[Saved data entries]
━━━━━━━━━━━━━━━━━━━━━━━━━━━━━━

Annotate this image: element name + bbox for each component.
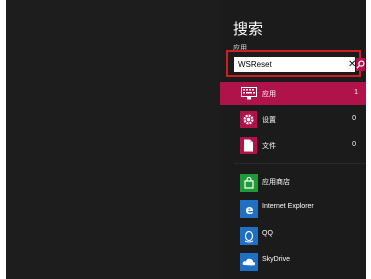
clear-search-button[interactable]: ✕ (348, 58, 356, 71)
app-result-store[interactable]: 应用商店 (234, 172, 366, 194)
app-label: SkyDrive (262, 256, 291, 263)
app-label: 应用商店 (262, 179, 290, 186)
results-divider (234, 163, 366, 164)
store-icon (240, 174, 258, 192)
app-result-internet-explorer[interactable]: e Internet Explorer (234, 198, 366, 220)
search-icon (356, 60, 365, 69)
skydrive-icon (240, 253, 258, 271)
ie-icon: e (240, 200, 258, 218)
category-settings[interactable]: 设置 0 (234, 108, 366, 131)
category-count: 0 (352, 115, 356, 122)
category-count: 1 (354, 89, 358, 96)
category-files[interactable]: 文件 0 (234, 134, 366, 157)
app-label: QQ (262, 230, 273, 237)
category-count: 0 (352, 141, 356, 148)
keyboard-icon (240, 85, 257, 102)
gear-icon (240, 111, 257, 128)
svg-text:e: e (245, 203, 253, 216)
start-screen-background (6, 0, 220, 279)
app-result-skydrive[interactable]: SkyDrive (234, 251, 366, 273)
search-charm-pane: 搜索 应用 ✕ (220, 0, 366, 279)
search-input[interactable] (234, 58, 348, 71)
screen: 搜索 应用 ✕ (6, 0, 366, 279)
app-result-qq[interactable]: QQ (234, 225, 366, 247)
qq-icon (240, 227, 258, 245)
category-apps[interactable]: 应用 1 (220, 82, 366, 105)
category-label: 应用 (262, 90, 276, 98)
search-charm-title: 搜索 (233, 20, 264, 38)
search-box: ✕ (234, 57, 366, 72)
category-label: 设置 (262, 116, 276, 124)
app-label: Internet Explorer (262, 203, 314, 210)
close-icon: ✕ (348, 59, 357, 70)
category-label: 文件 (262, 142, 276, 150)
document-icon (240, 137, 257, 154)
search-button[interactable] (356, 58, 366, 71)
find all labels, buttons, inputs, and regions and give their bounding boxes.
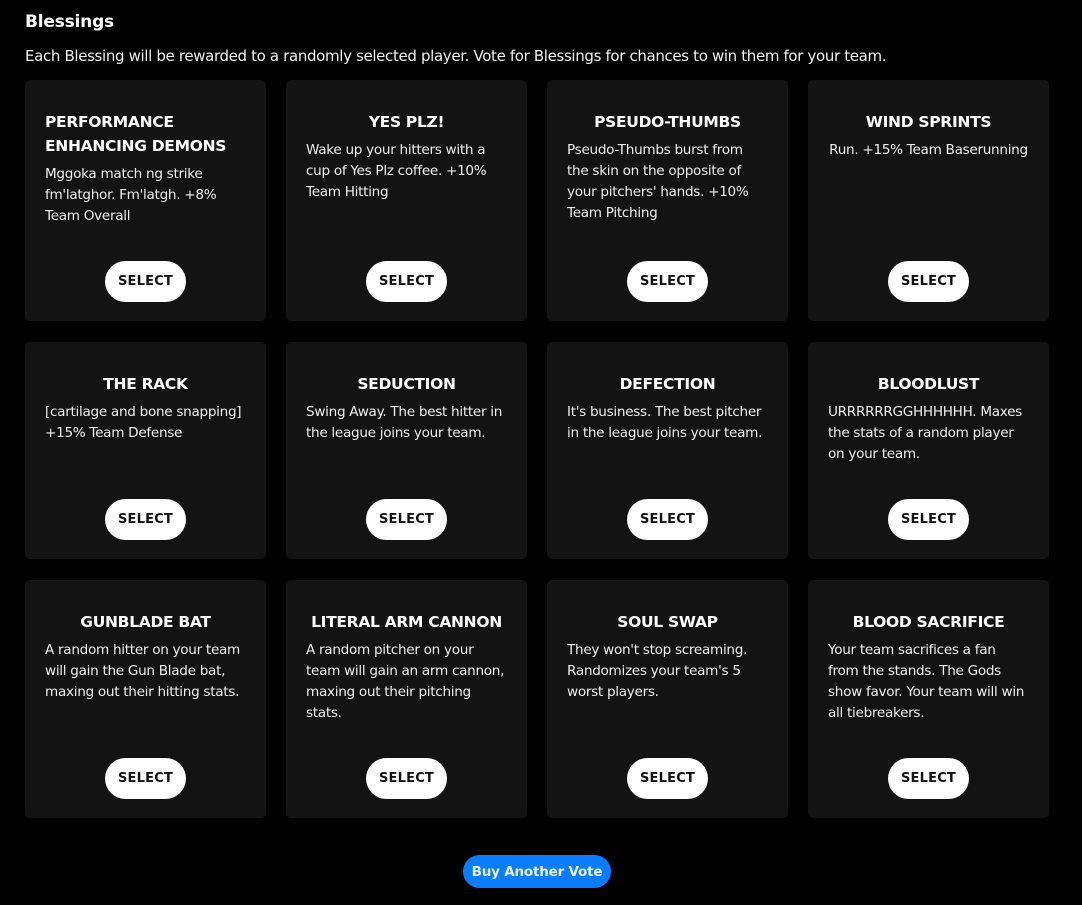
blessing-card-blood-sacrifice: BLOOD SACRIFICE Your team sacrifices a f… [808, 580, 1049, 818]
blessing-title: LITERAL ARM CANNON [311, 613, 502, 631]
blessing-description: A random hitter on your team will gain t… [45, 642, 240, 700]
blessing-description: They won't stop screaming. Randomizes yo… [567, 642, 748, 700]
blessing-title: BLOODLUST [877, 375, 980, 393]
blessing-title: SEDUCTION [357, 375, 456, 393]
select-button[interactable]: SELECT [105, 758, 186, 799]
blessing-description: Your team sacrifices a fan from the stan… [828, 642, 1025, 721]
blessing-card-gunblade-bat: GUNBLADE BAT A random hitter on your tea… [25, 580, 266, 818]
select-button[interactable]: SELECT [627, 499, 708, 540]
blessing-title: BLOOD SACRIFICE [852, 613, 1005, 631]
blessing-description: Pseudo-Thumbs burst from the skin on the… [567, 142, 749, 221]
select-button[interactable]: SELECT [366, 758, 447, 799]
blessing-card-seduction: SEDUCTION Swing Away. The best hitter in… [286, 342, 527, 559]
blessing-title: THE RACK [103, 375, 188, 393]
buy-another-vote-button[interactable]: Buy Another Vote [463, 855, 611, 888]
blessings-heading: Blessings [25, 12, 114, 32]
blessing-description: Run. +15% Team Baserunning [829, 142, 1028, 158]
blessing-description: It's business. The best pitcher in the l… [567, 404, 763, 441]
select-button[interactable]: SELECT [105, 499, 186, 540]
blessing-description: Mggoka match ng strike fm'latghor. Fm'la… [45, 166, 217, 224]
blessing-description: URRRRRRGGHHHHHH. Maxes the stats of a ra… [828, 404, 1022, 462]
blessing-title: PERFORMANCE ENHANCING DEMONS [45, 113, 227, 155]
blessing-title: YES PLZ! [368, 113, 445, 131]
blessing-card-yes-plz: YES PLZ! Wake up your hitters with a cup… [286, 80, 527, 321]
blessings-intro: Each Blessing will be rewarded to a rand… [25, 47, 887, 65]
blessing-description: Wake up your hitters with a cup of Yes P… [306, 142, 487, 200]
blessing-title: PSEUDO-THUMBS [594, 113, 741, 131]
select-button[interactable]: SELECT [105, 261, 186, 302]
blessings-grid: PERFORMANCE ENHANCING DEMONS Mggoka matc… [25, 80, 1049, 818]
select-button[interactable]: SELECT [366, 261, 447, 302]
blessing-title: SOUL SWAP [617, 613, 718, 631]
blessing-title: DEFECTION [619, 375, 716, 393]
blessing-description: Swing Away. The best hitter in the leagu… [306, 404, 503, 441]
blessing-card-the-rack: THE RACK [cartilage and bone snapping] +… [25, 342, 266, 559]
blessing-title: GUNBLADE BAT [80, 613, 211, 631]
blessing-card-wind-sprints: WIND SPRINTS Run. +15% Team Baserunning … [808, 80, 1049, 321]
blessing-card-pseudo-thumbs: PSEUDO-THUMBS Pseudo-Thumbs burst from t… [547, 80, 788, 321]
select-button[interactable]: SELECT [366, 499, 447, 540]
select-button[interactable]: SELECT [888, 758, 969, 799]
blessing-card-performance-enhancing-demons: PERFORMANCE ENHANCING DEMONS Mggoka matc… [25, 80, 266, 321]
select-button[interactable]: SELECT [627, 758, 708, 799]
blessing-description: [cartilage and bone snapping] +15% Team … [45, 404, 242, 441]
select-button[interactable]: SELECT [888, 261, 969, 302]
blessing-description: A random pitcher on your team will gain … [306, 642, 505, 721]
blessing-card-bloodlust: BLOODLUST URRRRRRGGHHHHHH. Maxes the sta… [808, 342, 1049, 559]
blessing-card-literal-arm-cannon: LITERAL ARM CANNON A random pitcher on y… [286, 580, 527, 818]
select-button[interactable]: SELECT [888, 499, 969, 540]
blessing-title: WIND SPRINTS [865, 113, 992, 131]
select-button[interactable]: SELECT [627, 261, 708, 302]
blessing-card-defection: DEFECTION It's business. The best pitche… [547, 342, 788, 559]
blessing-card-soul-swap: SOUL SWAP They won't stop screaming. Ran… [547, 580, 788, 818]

━━━━━━━━━━━━━━━━━━━━━━━━━━━━━━

— SET PROBLEM —
Put the lines of the listing into a numbered list, covering only the stretch from the line containing "blessing-card-blood-sacrifice: BLOOD SACRIFICE" through the line containing "blessing-title: DEFECTION [619, 375, 716, 393]", with both of those lines included and blank lines omitted.

— TASK ANSWER —
1. blessing-card-blood-sacrifice: BLOOD SACRIFICE Your team sacrifices a f… [808, 580, 1049, 818]
2. blessing-title: LITERAL ARM CANNON [311, 613, 502, 631]
3. blessing-description: A random hitter on your team will gain t… [45, 642, 240, 700]
4. blessing-description: They won't stop screaming. Randomizes yo… [567, 642, 748, 700]
5. blessing-title: BLOODLUST [877, 375, 980, 393]
6. blessing-title: SEDUCTION [357, 375, 456, 393]
7. select-button[interactable]: SELECT [105, 758, 186, 799]
8. blessing-description: Your team sacrifices a fan from the stan… [828, 642, 1025, 721]
9. blessing-card-gunblade-bat: GUNBLADE BAT A random hitter on your tea… [25, 580, 266, 818]
10. select-button[interactable]: SELECT [627, 499, 708, 540]
11. blessing-title: BLOOD SACRIFICE [852, 613, 1005, 631]
12. blessing-description: Pseudo-Thumbs burst from the skin on the… [567, 142, 749, 221]
13. select-button[interactable]: SELECT [366, 758, 447, 799]
14. blessing-card-seduction: SEDUCTION Swing Away. The best hitter in… [286, 342, 527, 559]
15. blessing-title: THE RACK [103, 375, 188, 393]
16. buy-another-vote-button[interactable]: Buy Another Vote [463, 855, 611, 888]
17. blessings-heading: Blessings [25, 12, 114, 32]
18. blessing-description: Run. +15% Team Baserunning [829, 142, 1028, 158]
19. blessing-description: It's business. The best pitcher in the l… [567, 404, 763, 441]
20. select-button[interactable]: SELECT [105, 499, 186, 540]
21. blessing-description: Mggoka match ng strike fm'latghor. Fm'la… [45, 166, 217, 224]
22. blessing-description: URRRRRRGGHHHHHH. Maxes the stats of a ra… [828, 404, 1022, 462]
23. blessing-title: PERFORMANCE ENHANCING DEMONS [45, 113, 227, 155]
24. blessing-title: YES PLZ! [368, 113, 445, 131]
25. blessing-card-yes-plz: YES PLZ! Wake up your hitters with a cup… [286, 80, 527, 321]
26. blessings-intro: Each Blessing will be rewarded to a rand… [25, 47, 887, 65]
27. blessing-description: Wake up your hitters with a cup of Yes P… [306, 142, 487, 200]
28. blessing-title: PSEUDO-THUMBS [594, 113, 741, 131]
29. select-button[interactable]: SELECT [105, 261, 186, 302]
30. blessings-grid: PERFORMANCE ENHANCING DEMONS Mggoka matc… [25, 80, 1049, 818]
31. select-button[interactable]: SELECT [366, 261, 447, 302]
32. blessing-title: SOUL SWAP [617, 613, 718, 631]
33. blessing-title: DEFECTION [619, 375, 716, 393]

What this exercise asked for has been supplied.